• **Liste des tâches**
**A)** Traduisez en anglais la phrase suivante du texte fourni : « La victoire de Joe Biden à la présidentielle américaine suscite l'espoir dans de nombreux pays, qui, après le mandat chaotique de Donald Trump, espèrent une normalisation de leurs relations avec les Etats-Unis. »
**B)** Résumez en une ou deux phrases le paragraphe du texte fourni qui commence par « Une élection scrutée à l'international », sans en perdre les faits principaux.
**C)** Recopiez fidèlement le passage du texte fourni, à partir de « Chine, UE, Iran... » et jusqu'à « apparaît peu probable. ».

• **Texte fourni**
En direct
A suivre

Chine, UE, Iran... quels pays ont le plus à gagner (ou à perdre) de la victoire de Joe Biden ?

L'Union européenne peut se réjouir de l'élection de Joe Biden, au contraire de la Chine, de la Russie ou de la Corée du Nord. L'Union européenne peut se réjouir de l'élection de Joe Biden, au contraire de la Chine, de la Russie ou de la Corée du Nord. [JOE RAEDLE / GETTY IMAGES NORTH AMERICA / Getty Images via AFP]

Une élection scrutée à l'international. La victoire de Joe Biden à la présidentielle américaine suscite l'espoir dans de nombreux pays, qui, après le mandat chaotique de Donald Trump, espèrent une normalisation de leurs relations avec les Etats-Unis. A l'inverse, certains Etats peuvent s'inquiéter de l'arrivée du démocrate à la Maison Blanche, même si un revirement à 180 degrés de la politique étrangère américaine apparaît peu probable.

• **Entrées de données**
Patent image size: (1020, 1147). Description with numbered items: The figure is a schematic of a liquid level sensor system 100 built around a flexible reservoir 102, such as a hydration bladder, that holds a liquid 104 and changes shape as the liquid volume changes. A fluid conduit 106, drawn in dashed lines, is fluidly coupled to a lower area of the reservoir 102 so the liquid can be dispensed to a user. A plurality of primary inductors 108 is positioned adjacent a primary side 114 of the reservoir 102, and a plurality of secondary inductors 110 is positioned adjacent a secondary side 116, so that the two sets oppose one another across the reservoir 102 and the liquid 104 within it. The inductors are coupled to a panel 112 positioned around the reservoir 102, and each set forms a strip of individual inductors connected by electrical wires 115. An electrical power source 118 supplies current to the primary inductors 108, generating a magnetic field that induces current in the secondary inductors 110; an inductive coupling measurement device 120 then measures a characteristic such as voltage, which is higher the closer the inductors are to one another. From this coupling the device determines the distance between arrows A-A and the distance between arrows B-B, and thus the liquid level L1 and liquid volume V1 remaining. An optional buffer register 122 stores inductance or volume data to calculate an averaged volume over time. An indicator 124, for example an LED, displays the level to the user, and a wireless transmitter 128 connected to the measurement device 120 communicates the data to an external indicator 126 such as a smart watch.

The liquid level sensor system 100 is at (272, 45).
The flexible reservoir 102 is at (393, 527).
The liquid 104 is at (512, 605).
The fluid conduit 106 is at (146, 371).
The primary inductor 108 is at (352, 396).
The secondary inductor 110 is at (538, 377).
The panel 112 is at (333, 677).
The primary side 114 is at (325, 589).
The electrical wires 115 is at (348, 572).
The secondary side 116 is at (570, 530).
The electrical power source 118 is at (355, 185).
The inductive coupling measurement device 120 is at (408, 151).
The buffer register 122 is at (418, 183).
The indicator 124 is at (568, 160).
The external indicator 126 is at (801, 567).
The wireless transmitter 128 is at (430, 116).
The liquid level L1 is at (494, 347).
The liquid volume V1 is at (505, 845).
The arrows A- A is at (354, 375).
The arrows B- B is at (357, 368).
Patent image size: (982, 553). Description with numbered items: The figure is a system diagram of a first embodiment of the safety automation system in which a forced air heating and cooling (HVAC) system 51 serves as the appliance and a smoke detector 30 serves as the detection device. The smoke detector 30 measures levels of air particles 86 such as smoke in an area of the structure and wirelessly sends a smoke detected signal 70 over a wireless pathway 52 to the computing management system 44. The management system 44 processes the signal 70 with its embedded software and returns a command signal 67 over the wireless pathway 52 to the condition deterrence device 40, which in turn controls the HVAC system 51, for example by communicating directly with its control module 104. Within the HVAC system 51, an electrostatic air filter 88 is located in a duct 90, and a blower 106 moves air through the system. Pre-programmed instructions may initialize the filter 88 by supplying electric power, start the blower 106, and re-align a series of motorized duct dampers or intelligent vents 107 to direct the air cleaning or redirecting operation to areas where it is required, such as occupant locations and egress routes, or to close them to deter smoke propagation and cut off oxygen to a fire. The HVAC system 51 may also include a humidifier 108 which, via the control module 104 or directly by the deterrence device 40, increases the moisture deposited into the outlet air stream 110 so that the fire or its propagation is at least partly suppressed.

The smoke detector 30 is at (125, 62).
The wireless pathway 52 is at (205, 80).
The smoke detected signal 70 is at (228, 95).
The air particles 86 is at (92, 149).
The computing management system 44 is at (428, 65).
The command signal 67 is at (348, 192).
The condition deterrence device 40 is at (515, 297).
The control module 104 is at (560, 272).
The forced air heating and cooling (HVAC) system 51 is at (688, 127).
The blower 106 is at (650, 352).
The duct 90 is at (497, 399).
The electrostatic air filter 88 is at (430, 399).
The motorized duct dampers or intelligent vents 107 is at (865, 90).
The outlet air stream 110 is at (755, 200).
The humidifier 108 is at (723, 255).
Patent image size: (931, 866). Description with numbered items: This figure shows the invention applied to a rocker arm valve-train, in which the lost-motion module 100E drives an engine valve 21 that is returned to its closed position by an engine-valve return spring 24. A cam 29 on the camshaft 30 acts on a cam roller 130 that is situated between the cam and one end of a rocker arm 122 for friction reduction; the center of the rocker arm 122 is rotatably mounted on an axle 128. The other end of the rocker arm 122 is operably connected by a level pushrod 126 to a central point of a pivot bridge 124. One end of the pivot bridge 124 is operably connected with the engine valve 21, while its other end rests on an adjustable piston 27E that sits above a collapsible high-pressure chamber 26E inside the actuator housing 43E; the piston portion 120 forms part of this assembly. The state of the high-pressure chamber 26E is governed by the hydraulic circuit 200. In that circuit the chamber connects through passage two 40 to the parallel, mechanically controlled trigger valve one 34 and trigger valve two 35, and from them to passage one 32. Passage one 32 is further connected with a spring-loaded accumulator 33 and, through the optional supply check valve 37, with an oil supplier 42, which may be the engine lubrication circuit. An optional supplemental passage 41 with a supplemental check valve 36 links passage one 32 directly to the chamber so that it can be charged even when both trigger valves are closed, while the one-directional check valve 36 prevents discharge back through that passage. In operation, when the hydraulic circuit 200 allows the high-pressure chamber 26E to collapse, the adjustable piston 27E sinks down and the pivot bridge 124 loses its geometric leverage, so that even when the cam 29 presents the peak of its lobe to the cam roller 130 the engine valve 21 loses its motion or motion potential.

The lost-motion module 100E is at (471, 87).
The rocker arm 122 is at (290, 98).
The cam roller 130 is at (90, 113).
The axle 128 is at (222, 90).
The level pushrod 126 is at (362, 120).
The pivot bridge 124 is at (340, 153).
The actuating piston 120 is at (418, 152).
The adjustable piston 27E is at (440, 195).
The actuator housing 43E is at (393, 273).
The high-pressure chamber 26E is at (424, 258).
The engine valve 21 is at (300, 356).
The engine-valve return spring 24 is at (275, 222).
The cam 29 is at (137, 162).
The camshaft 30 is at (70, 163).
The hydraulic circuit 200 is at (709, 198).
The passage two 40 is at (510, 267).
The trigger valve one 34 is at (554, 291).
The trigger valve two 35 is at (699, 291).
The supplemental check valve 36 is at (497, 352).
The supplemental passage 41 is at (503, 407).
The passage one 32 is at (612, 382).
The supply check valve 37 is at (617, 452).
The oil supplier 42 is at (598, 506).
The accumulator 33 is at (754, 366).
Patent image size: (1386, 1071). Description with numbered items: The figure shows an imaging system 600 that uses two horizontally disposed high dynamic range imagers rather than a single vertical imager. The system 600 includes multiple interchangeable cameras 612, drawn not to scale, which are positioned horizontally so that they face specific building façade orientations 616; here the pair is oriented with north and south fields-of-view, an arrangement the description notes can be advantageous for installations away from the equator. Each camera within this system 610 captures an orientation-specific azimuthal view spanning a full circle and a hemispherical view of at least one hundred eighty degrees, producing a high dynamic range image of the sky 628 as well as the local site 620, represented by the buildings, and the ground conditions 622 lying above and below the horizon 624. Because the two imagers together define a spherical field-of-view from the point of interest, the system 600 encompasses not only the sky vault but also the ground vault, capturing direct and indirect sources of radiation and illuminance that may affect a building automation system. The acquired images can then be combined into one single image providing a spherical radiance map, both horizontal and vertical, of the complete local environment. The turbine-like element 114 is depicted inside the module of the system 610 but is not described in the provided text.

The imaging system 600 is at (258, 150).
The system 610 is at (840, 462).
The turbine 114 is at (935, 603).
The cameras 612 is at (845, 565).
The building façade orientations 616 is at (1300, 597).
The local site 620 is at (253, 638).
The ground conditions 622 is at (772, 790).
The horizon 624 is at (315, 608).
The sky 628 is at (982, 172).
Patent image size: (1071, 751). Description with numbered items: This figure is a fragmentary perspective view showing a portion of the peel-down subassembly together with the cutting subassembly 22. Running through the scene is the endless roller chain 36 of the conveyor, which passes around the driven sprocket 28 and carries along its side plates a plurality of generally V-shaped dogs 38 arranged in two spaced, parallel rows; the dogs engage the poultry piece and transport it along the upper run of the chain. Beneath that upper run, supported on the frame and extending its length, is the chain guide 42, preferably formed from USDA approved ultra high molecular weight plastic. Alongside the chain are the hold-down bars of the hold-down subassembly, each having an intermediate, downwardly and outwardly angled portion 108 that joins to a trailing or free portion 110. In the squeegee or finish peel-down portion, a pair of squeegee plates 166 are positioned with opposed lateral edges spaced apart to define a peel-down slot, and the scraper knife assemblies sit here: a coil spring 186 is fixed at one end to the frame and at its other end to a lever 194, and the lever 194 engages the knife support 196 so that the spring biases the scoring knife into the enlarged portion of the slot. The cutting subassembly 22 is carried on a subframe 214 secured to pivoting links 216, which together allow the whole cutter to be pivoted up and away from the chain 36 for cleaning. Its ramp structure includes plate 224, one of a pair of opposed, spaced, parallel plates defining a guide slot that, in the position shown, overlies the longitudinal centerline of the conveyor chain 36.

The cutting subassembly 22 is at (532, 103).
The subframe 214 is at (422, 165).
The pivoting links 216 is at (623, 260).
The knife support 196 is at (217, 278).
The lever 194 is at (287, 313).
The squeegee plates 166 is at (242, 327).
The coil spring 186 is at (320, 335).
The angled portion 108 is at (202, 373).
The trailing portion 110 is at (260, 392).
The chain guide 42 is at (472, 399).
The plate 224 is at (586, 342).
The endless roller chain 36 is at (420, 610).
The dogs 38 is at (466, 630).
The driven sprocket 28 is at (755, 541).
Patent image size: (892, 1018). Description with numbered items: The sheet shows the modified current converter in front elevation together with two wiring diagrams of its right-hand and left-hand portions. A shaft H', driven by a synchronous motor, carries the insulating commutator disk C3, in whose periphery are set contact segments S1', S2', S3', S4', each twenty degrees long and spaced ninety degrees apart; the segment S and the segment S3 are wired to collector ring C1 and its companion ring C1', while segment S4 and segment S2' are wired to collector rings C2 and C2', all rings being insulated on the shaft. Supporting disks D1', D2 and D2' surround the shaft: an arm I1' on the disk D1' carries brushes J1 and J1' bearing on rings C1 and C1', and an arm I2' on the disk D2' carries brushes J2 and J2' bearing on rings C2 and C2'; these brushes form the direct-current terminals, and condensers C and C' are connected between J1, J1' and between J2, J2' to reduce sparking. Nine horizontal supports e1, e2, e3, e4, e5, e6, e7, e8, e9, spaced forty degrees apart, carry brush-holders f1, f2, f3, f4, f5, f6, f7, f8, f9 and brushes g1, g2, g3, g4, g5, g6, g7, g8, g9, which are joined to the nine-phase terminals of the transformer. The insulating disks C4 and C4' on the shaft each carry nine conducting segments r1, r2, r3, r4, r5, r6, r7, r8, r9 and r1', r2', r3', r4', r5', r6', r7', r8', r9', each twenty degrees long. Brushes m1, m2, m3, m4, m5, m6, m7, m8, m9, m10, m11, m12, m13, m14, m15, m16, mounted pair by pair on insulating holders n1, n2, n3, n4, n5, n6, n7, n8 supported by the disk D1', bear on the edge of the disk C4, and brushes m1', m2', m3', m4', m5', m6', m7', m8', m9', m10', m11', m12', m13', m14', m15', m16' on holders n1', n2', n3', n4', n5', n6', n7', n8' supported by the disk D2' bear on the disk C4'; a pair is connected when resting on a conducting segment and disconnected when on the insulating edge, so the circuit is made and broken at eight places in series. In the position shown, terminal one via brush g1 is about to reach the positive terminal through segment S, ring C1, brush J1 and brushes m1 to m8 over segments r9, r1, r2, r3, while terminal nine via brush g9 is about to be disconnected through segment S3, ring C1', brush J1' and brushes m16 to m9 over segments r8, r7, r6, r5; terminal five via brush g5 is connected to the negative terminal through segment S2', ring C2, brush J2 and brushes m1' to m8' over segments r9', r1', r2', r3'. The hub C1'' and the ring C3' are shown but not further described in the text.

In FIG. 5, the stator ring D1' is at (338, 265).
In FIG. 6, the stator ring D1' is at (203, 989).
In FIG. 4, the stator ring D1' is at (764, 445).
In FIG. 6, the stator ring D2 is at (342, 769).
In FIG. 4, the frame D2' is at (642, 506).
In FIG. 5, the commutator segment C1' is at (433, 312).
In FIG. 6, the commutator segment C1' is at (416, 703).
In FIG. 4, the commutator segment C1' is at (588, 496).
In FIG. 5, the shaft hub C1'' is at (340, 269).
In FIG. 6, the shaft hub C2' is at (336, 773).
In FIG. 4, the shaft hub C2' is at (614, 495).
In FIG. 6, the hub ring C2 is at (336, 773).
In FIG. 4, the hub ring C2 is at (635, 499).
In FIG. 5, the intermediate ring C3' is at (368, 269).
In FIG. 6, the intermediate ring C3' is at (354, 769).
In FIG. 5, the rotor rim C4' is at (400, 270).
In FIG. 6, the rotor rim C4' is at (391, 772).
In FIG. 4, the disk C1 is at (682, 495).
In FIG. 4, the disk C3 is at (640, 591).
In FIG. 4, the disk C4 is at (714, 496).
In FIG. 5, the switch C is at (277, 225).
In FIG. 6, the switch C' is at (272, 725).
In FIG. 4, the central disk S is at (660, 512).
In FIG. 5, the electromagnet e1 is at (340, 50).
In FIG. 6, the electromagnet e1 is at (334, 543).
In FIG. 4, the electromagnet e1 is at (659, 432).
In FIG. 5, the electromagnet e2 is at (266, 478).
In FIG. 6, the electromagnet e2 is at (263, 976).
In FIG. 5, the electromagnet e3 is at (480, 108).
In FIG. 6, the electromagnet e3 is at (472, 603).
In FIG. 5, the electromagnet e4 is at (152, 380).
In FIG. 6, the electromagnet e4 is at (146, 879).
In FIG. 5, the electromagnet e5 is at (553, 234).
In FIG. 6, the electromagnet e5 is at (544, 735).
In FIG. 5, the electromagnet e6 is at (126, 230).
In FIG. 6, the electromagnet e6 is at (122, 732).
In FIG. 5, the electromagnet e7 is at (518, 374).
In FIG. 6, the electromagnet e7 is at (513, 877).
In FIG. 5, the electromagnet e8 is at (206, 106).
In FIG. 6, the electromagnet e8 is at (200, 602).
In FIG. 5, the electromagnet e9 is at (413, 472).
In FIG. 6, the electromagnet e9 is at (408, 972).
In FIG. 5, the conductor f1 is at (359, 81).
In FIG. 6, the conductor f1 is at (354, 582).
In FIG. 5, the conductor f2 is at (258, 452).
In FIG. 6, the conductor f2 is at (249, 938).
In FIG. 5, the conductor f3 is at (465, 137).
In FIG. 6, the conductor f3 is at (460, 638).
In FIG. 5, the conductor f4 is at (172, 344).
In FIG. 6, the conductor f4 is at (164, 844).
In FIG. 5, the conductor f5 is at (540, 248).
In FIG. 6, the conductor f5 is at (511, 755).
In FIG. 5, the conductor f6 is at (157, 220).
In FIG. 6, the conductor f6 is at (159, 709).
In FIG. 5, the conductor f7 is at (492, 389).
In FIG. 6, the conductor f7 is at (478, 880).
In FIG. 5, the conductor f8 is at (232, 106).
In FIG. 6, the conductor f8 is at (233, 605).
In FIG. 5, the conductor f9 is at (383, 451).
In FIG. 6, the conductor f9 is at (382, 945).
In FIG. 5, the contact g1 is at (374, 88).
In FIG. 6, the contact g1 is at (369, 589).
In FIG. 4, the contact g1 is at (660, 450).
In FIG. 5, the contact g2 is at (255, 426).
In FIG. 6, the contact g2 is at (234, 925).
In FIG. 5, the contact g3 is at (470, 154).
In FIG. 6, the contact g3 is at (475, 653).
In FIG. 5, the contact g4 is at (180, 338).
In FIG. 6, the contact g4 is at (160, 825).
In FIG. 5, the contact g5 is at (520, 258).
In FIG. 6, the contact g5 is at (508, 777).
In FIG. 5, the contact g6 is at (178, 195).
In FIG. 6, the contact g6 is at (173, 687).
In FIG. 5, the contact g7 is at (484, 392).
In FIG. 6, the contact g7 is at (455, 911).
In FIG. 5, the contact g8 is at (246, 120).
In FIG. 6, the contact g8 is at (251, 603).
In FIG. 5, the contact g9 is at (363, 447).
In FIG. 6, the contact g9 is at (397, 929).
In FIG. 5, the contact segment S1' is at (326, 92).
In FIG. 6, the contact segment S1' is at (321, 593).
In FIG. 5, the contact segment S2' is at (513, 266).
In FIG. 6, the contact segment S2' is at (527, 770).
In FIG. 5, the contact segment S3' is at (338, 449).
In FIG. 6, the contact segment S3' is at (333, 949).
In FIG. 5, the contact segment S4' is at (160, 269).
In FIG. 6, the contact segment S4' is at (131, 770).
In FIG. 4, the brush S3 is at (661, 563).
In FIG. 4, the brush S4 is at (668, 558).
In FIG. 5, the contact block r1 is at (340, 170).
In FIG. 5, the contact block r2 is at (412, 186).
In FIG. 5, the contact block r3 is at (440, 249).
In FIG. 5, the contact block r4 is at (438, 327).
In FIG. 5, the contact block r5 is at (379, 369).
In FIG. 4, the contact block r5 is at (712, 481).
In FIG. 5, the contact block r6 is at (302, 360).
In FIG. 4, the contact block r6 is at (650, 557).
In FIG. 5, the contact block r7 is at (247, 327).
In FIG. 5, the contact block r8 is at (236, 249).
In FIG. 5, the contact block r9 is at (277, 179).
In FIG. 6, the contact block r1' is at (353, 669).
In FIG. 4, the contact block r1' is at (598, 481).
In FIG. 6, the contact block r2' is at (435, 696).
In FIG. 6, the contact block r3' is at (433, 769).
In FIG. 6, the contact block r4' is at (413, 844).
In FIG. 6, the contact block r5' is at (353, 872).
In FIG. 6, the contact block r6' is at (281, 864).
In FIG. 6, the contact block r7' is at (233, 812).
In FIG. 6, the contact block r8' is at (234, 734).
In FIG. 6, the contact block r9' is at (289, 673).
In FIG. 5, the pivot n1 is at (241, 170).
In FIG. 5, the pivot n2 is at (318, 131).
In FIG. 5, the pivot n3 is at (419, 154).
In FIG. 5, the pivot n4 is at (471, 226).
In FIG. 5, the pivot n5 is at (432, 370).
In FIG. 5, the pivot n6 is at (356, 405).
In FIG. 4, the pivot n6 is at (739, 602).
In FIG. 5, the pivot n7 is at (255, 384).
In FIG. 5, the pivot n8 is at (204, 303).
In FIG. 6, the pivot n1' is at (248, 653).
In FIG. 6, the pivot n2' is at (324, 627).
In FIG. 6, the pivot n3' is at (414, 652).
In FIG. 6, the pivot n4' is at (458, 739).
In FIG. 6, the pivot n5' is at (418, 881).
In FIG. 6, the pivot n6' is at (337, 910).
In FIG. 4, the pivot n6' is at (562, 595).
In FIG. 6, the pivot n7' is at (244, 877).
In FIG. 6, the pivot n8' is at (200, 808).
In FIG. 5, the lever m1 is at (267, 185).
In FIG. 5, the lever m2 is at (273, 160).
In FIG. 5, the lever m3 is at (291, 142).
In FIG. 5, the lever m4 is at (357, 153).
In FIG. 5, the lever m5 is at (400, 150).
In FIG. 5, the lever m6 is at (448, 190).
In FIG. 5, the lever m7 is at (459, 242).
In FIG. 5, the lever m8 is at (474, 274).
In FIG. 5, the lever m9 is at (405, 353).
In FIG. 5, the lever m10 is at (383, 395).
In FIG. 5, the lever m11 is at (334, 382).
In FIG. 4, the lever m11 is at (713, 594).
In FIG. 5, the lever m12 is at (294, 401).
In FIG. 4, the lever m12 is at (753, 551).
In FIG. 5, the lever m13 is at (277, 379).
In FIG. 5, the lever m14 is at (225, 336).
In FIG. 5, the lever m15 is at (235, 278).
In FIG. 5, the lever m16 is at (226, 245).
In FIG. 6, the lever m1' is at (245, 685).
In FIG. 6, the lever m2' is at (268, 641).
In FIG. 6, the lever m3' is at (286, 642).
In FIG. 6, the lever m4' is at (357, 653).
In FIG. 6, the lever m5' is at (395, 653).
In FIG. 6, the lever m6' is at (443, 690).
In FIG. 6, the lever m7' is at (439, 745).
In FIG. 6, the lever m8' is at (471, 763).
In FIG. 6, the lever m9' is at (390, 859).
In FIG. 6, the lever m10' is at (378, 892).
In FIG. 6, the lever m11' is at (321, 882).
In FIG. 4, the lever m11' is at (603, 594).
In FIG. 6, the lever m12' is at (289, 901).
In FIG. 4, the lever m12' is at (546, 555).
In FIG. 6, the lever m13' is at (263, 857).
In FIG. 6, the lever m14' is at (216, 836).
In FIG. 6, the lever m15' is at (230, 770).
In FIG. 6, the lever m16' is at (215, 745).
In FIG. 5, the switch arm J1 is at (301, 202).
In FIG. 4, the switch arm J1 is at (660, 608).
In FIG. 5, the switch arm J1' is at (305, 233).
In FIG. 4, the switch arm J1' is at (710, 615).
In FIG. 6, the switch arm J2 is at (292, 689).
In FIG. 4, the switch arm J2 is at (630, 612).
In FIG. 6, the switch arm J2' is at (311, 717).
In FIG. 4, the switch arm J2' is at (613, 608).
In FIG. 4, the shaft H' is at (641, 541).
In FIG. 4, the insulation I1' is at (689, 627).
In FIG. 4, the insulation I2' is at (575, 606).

• **Réponses par tâche**
**A)** Joe Biden's victory in the US presidential election is raising hopes in many countries, which, after Donald Trump's chaotic term, are hoping for a normalization of their relations with the United States.

**B)** La victoire de Joe Biden, suivie de près à l'étranger, fait espérer à de nombreux pays une normalisation de leurs relations avec les Etats-Unis après le mandat chaotique de Donald Trump. D'autres États peuvent en revanche s'en inquiéter, même si un revirement à 180 degrés de la politique étrangère américaine paraît peu probable.

**C)**
Chine, UE, Iran... quels pays ont le plus à gagner (ou à perdre) de la victoire de Joe Biden ?

L'Union européenne peut se réjouir de l'élection de Joe Biden, au contraire de la Chine, de la Russie ou de la Corée du Nord. L'Union européenne peut se réjouir de l'élection de Joe Biden, au contraire de la Chine, de la Russie ou de la Corée du Nord. [JOE RAEDLE / GETTY IMAGES NORTH AMERICA / Getty Images via AFP]

Une élection scrutée à l'international. La victoire de Joe Biden à la présidentielle américaine suscite l'espoir dans de nombreux pays, qui, après le mandat chaotique de Donald Trump, espèrent une normalisation de leurs relations avec les Etats-Unis. A l'inverse, certains Etats peuvent s'inquiéter de l'arrivée du démocrate à la Maison Blanche, même si un revirement à 180 degrés de la politique étrangère américaine apparaît peu probable.